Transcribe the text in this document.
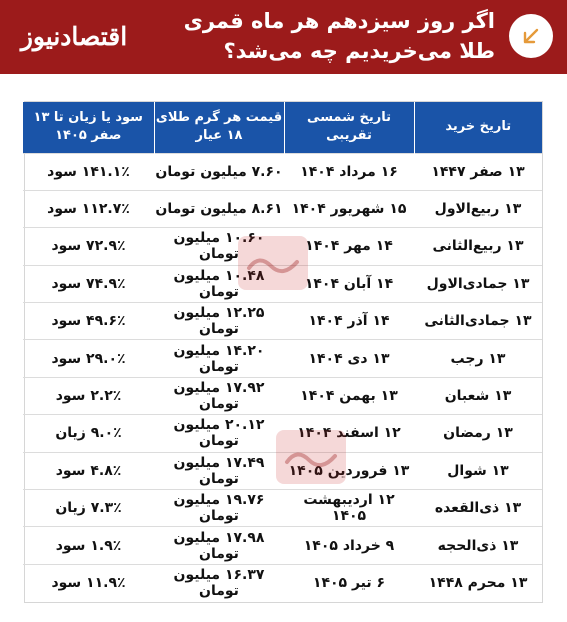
اگر روز سیزدهم هر ماه قمری طلا می‌خریدیم چه می‌شد؟
اقتصادنیوز
تاریخ خرید	تاریخ شمسی تقریبی	قیمت هر گرم طلای ۱۸ عیار	سود یا زیان تا ۱۳ صفر ۱۴۰۵
۱۳ صفر ۱۴۴۷	۱۶ مرداد ۱۴۰۴	۷.۶۰ میلیون تومان	۱۴۱.۱٪ سود
۱۳ ربیع‌الاول	۱۵ شهریور ۱۴۰۴	۸.۶۱ میلیون تومان	۱۱۲.۷٪ سود
۱۳ ربیع‌الثانی	۱۴ مهر ۱۴۰۴	۱۰.۶۰ میلیون تومان	۷۲.۹٪ سود
۱۳ جمادی‌الاول	۱۴ آبان ۱۴۰۴	۱۰.۴۸ میلیون تومان	۷۴.۹٪ سود
۱۳ جمادی‌الثانی	۱۴ آذر ۱۴۰۴	۱۲.۲۵ میلیون تومان	۴۹.۶٪ سود
۱۳ رجب	۱۳ دی ۱۴۰۴	۱۴.۲۰ میلیون تومان	۲۹.۰٪ سود
۱۳ شعبان	۱۳ بهمن ۱۴۰۴	۱۷.۹۲ میلیون تومان	۲.۲٪ سود
۱۳ رمضان	۱۲ اسفند ۱۴۰۴	۲۰.۱۲ میلیون تومان	۹.۰٪ زیان
۱۳ شوال	۱۳ فروردین ۱۴۰۵	۱۷.۴۹ میلیون تومان	۴.۸٪ سود
۱۳ ذی‌القعده	۱۲ اردیبهشت ۱۴۰۵	۱۹.۷۶ میلیون تومان	۷.۳٪ زیان
۱۳ ذی‌الحجه	۹ خرداد ۱۴۰۵	۱۷.۹۸ میلیون تومان	۱.۹٪ سود
۱۳ محرم ۱۴۴۸	۶ تیر ۱۴۰۵	۱۶.۳۷ میلیون تومان	۱۱.۹٪ سود
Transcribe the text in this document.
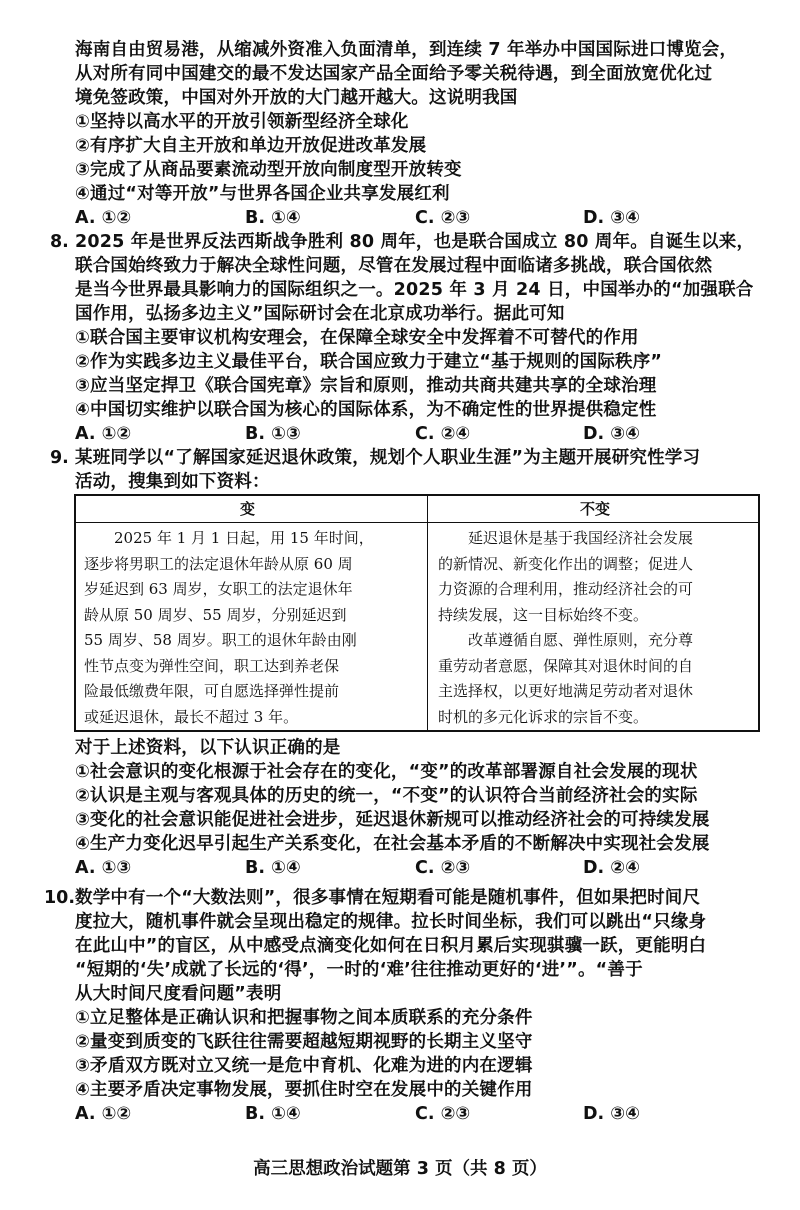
海南自由贸易港，从缩减外资准入负面清单，到连续 7 年举办中国国际进口博览会，
从对所有同中国建交的最不发达国家产品全面给予零关税待遇，到全面放宽优化过
境免签政策，中国对外开放的大门越开越大。这说明我国
①坚持以高水平的开放引领新型经济全球化
②有序扩大自主开放和单边开放促进改革发展
③完成了从商品要素流动型开放向制度型开放转变
④通过“对等开放”与世界各国企业共享发展红利
A. ①②	B. ①④	C. ②③	D. ③④
8. 2025 年是世界反法西斯战争胜利 80 周年，也是联合国成立 80 周年。自诞生以来，
联合国始终致力于解决全球性问题，尽管在发展过程中面临诸多挑战，联合国依然
是当今世界最具影响力的国际组织之一。2025 年 3 月 24 日，中国举办的“加强联合
国作用，弘扬多边主义”国际研讨会在北京成功举行。据此可知
①联合国主要审议机构安理会，在保障全球安全中发挥着不可替代的作用
②作为实践多边主义最佳平台，联合国应致力于建立“基于规则的国际秩序”
③应当坚定捍卫《联合国宪章》宗旨和原则，推动共商共建共享的全球治理
④中国切实维护以联合国为核心的国际体系，为不确定性的世界提供稳定性
A. ①②	B. ①③	C. ②④	D. ③④
9. 某班同学以“了解国家延迟退休政策，规划个人职业生涯”为主题开展研究性学习
活动，搜集到如下资料：
变	不变
　　2025 年 1 月 1 日起，用 15 年时间，
逐步将男职工的法定退休年龄从原 60 周
岁延迟到 63 周岁，女职工的法定退休年
龄从原 50 周岁、55 周岁，分别延迟到
55 周岁、58 周岁。职工的退休年龄由刚
性节点变为弹性空间，职工达到养老保
险最低缴费年限，可自愿选择弹性提前
或延迟退休，最长不超过 3 年。
　　延迟退休是基于我国经济社会发展
的新情况、新变化作出的调整；促进人
力资源的合理利用，推动经济社会的可
持续发展，这一目标始终不变。
　　改革遵循自愿、弹性原则，充分尊
重劳动者意愿，保障其对退休时间的自
主选择权，以更好地满足劳动者对退休
时机的多元化诉求的宗旨不变。
对于上述资料，以下认识正确的是
①社会意识的变化根源于社会存在的变化，“变”的改革部署源自社会发展的现状
②认识是主观与客观具体的历史的统一，“不变”的认识符合当前经济社会的实际
③变化的社会意识能促进社会进步，延迟退休新规可以推动经济社会的可持续发展
④生产力变化迟早引起生产关系变化，在社会基本矛盾的不断解决中实现社会发展
A. ①③	B. ①④	C. ②③	D. ②④
10. 数学中有一个“大数法则”，很多事情在短期看可能是随机事件，但如果把时间尺
度拉大，随机事件就会呈现出稳定的规律。拉长时间坐标，我们可以跳出“只缘身
在此山中”的盲区，从中感受点滴变化如何在日积月累后实现骐骥一跃，更能明白
“短期的‘失’成就了长远的‘得’，一时的‘难’往往推动更好的‘进’”。“善于
从大时间尺度看问题”表明
①立足整体是正确认识和把握事物之间本质联系的充分条件
②量变到质变的飞跃往往需要超越短期视野的长期主义坚守
③矛盾双方既对立又统一是危中育机、化难为进的内在逻辑
④主要矛盾决定事物发展，要抓住时空在发展中的关键作用
A. ①②	B. ①④	C. ②③	D. ③④
高三思想政治试题第 3 页（共 8 页）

REQUEST
Return every line holding the word "الاول" from the records.

RESULT FOR THIS TASK
۱۳ ربیع‌الاول	۱۵ شهریور ۱۴۰۴	۸.۶۱ میلیون تومان	۱۱۲.۷٪ سود
۱۳ جمادی‌الاول	۱۴ آبان ۱۴۰۴	۱۰.۴۸ میلیون تومان	۷۴.۹٪ سود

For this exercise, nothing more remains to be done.